====== Provided data ======
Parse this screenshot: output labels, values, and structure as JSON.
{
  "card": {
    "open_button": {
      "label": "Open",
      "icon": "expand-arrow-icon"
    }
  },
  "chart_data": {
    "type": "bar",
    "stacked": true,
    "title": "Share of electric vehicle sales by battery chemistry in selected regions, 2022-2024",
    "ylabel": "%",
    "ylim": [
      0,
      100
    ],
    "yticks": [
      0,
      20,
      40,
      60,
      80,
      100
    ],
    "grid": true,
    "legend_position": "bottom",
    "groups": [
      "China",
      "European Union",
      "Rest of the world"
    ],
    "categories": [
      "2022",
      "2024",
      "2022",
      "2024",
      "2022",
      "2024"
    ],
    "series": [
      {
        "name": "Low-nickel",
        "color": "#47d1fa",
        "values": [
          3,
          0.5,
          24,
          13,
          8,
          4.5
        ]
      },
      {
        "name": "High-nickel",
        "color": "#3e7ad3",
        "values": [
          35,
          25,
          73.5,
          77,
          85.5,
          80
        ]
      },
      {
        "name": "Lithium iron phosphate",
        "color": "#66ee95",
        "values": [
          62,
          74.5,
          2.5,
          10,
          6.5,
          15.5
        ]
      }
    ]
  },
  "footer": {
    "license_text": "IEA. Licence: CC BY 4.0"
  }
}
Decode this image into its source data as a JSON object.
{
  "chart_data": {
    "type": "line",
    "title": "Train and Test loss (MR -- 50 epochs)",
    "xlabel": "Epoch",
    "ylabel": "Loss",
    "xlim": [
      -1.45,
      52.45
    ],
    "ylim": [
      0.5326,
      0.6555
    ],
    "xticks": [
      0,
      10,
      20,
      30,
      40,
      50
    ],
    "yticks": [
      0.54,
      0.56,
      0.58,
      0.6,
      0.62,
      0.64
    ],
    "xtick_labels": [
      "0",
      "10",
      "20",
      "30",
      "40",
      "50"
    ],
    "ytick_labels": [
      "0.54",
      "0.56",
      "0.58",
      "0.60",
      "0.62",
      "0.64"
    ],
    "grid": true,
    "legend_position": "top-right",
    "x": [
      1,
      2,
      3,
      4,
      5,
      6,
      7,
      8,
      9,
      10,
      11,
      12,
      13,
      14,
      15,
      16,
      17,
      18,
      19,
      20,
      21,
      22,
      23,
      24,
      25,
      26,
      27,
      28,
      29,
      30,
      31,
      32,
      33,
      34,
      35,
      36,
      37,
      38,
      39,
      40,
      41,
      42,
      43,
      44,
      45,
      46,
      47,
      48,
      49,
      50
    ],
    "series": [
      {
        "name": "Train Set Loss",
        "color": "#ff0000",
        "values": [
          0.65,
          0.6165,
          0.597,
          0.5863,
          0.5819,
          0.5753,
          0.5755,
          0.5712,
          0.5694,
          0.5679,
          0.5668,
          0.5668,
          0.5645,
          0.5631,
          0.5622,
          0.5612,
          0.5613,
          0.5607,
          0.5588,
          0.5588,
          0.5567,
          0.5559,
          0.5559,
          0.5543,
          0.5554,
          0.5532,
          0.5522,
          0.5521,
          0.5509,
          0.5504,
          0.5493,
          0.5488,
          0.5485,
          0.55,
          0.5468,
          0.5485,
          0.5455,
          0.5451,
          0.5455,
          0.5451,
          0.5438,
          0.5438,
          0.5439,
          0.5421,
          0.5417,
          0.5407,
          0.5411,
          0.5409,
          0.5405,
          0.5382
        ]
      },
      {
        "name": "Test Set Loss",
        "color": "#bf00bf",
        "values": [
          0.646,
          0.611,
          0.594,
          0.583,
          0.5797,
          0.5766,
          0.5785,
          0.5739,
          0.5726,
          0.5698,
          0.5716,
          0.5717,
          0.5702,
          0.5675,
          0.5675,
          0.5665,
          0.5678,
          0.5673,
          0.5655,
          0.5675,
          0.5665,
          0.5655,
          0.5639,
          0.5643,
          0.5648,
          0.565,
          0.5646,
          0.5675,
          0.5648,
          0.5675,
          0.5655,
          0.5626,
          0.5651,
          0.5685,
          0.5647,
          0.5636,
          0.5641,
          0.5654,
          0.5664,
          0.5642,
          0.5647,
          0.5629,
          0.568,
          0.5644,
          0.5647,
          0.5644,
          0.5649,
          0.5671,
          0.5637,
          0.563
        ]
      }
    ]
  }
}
======
Problem details> Type out all of the material again, word for word.

Task answer>
Parse this screenshot: output labels, values, and structure as JSON.
{
  "card": {
    "open_button": {
      "label": "Open",
      "icon": "expand-arrow-icon"
    }
  },
  "chart_data": {
    "type": "bar",
    "stacked": true,
    "title": "Share of electric vehicle sales by battery chemistry in selected regions, 2022-2024",
    "ylabel": "%",
    "ylim": [
      0,
      100
    ],
    "yticks": [
      0,
      20,
      40,
      60,
      80,
      100
    ],
    "grid": true,
    "legend_position": "bottom",
    "groups": [
      "China",
      "European Union",
      "Rest of the world"
    ],
    "categories": [
      "2022",
      "2024",
      "2022",
      "2024",
      "2022",
      "2024"
    ],
    "series": [
      {
        "name": "Low-nickel",
        "color": "#47d1fa",
        "values": [
          3,
          0.5,
          24,
          13,
          8,
          4.5
        ]
      },
      {
        "name": "High-nickel",
        "color": "#3e7ad3",
        "values": [
          35,
          25,
          73.5,
          77,
          85.5,
          80
        ]
      },
      {
        "name": "Lithium iron phosphate",
        "color": "#66ee95",
        "values": [
          62,
          74.5,
          2.5,
          10,
          6.5,
          15.5
        ]
      }
    ]
  },
  "footer": {
    "license_text": "IEA. Licence: CC BY 4.0"
  }
}
Decode this image into its source data as a JSON object.
{
  "chart_data": {
    "type": "line",
    "title": "Train and Test loss (MR -- 50 epochs)",
    "xlabel": "Epoch",
    "ylabel": "Loss",
    "xlim": [
      -1.45,
      52.45
    ],
    "ylim": [
      0.5326,
      0.6555
    ],
    "xticks": [
      0,
      10,
      20,
      30,
      40,
      50
    ],
    "yticks": [
      0.54,
      0.56,
      0.58,
      0.6,
      0.62,
      0.64
    ],
    "xtick_labels": [
      "0",
      "10",
      "20",
      "30",
      "40",
      "50"
    ],
    "ytick_labels": [
      "0.54",
      "0.56",
      "0.58",
      "0.60",
      "0.62",
      "0.64"
    ],
    "grid": true,
    "legend_position": "top-right",
    "x": [
      1,
      2,
      3,
      4,
      5,
      6,
      7,
      8,
      9,
      10,
      11,
      12,
      13,
      14,
      15,
      16,
      17,
      18,
      19,
      20,
      21,
      22,
      23,
      24,
      25,
      26,
      27,
      28,
      29,
      30,
      31,
      32,
      33,
      34,
      35,
      36,
      37,
      38,
      39,
      40,
      41,
      42,
      43,
      44,
      45,
      46,
      47,
      48,
      49,
      50
    ],
    "series": [
      {
        "name": "Train Set Loss",
        "color": "#ff0000",
        "values": [
          0.65,
          0.6165,
          0.597,
          0.5863,
          0.5819,
          0.5753,
          0.5755,
          0.5712,
          0.5694,
          0.5679,
          0.5668,
          0.5668,
          0.5645,
          0.5631,
          0.5622,
          0.5612,
          0.5613,
          0.5607,
          0.5588,
          0.5588,
          0.5567,
          0.5559,
          0.5559,
          0.5543,
          0.5554,
          0.5532,
          0.5522,
          0.5521,
          0.5509,
          0.5504,
          0.5493,
          0.5488,
          0.5485,
          0.55,
          0.5468,
          0.5485,
          0.5455,
          0.5451,
          0.5455,
          0.5451,
          0.5438,
          0.5438,
          0.5439,
          0.5421,
          0.5417,
          0.5407,
          0.5411,
          0.5409,
          0.5405,
          0.5382
        ]
      },
      {
        "name": "Test Set Loss",
        "color": "#bf00bf",
        "values": [
          0.646,
          0.611,
          0.594,
          0.583,
          0.5797,
          0.5766,
          0.5785,
          0.5739,
          0.5726,
          0.5698,
          0.5716,
          0.5717,
          0.5702,
          0.5675,
          0.5675,
          0.5665,
          0.5678,
          0.5673,
          0.5655,
          0.5675,
          0.5665,
          0.5655,
          0.5639,
          0.5643,
          0.5648,
          0.565,
          0.5646,
          0.5675,
          0.5648,
          0.5675,
          0.5655,
          0.5626,
          0.5651,
          0.5685,
          0.5647,
          0.5636,
          0.5641,
          0.5654,
          0.5664,
          0.5642,
          0.5647,
          0.5629,
          0.568,
          0.5644,
          0.5647,
          0.5644,
          0.5649,
          0.5671,
          0.5637,
          0.563
        ]
      }
    ]
  }
}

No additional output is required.